## Tasks to carry out
1. Answer these questions from the excerpt on esaxerenone drug interaction studies:
(a) What two kinds of plot does the Study 3 figure use to show digoxin alone and with esaxerenone?
(b) In Study 1, which subject stopped taking study medication?
(c) What adverse event occurred in Study 2, and when did it occur?
2. Resume the excerpt on esaxerenone drug interaction studies, continuing its Discussion after the final sentence.

## Extract to read
——

Plasma concentration–time profiles for Study 3. Healthy Japanese males for Study 3 showing the following: a) changes in digoxin concentration and b) digoxin alone and in combination with esaxerenone; a semi-log plot with a linear plot as an inset. LLOQ, lower limit of quantification; SD, standard deviation

Safety

A summary of AEs in all three studies is provided in Additional file 2, Supplementary Table S1. No deaths or serious AEs occurred. In Study 1, two subjects reported treatment-emergent AEs (TEAEs), including decreased appetite and gastroenteritis (n = 1; esaxerenone alone), and muscle spasms and increased creatine phosphokinase levels (n = 1; esaxerenone with amlodipine). Both events were of mild severity and resolved without treatment, but the subject with gastroenteritis discontinued study medication. No TEAEs were considered by the investigators to have a causal relationship with treatment. In Study 2, only one AE occurred (a case of tonsillitis 2 days after the single dose of amlodipine). This was of moderate severity, resolved with drug therapy, and was considered unrelated to study treatment. In Study 3, one subject had nasopharyngitis and one had increased levels of alanine aminotransferase and aspartate aminotransferase during treatment with digoxin alone; the AEs were mild in severity and resolved without treatment. No TEAEs occurred during coadministration of digoxin and esaxerenone.

Discussion

Data from these three studies indicate no clinically relevant DDIs or safety concerns associated with concurrent dosing of esaxerenone with either amlodipine or digoxin.

——

## Data records
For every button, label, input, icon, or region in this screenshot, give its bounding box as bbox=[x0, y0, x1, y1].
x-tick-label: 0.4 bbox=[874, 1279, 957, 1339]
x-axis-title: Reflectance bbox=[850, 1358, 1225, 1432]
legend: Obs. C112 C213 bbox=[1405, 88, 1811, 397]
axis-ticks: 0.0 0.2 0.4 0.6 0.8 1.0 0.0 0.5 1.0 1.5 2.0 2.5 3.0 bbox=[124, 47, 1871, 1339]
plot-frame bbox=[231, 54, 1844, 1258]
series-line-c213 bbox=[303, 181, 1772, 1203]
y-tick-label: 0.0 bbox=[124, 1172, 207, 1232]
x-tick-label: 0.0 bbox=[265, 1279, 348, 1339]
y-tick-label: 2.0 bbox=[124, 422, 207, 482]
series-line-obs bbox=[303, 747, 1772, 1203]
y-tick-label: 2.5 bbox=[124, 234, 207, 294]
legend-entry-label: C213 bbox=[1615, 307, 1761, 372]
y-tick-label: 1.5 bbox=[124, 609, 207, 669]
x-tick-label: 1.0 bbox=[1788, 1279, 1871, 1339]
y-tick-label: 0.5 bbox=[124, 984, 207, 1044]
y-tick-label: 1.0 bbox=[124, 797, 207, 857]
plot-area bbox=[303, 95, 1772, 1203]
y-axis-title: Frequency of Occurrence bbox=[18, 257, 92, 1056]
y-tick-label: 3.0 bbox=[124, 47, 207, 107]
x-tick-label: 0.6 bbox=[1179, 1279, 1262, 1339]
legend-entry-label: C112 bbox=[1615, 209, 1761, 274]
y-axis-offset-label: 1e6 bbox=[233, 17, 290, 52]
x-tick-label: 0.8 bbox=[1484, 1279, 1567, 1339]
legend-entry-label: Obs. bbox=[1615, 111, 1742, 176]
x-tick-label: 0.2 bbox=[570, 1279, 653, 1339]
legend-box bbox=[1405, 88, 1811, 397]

——

## Exercise answers
1.
(a) A semi-log plot, with a linear plot as an inset.
(b) The subject with gastroenteritis.
(c) A case of tonsillitis, 2 days after the single dose of amlodipine.

2.
Regarding a potential effect of amlodipine on esaxerenone PK, 90% CI values for GLSM ratios for Cmax and AUC of esaxerenone with amlodipine versus esaxerenone alone were within the range 0.80–1.25, indicating that esaxerenone PK parameters were not affected by amlodipine. In contrast, evaluation of the effect of esaxerenone on amlodipine PK revealed increases of approximately 20% in the AUC for amlodipine. Given that an AUC increase of 60% was observed when amlodipine was coadministered with a moderate CYP3A4 inhibitor (diltiazem) [36], and the prescribing information for amlodipine states that amlodipine should be used with caution when used together with moderate or strong CYP3A4 inhibitors [21], the AUC increase of 20% observed in the current analysis was considered to be not clinically significant.

When digoxin was coadministered with esaxerenone, the digoxin Cmax increased by approximately 13%. Although prior in vitro data revealed that esaxerenone had inhibitory activity against P-gp [28], the inhibition was weak, and an in vivo DDI study with a P-gp probe substrate was not deemed necessary, based on available guidance for DDI studies [29]. In this investigation, although the digoxin Cmax increased slightly when digoxin was coadministered with esaxerenone, other parameters (including AUCtau) were within predefined ranges. Digoxin prescribing information states that dose adjustment is recommended when an increase in AUC is ≥14% [37]. Therefore, we conclude that esaxerenone had no clinically relevant impact on the steady-state PK of digoxin.

There were no safety issues when a single dose of esaxerenone 2.5 mg was coadministered with multiple doses of amlodipine 10 mg/day, a single dose of amlodipine 2.5 mg was coadministered with multiple doses of esaxerenone 5 mg/day, or when esaxerenone 5 mg was coadministered with digoxin 0.25 mg/day.

The main limitation of these studies was that they were designed to evaluate PK parameters in healthy subjects and the efficacy and safety of the treatment combinations were not evaluated in patients. Although no notable safety concerns were raised in our analyses, assessment of long-term administration is warranted to confirm the detailed safety profile associated with concurrent dosing.

Conclusions

The PK of esaxerenone were unaffected by coadministration of amlodipine. Although slight increases in amlodipine and digoxin Cmax were observed during coadministration of esaxerenone, these alterations were not considered clinically relevant. No safety concerns were seen when amlodipine or digoxin was coadministered with esaxerenone. These findings indicate that, from a PK standpoint, no significant dosage adjustment is necessary for amlodipine or digoxin when administered with esaxerenone in hypertensive patients requiring combination therapy.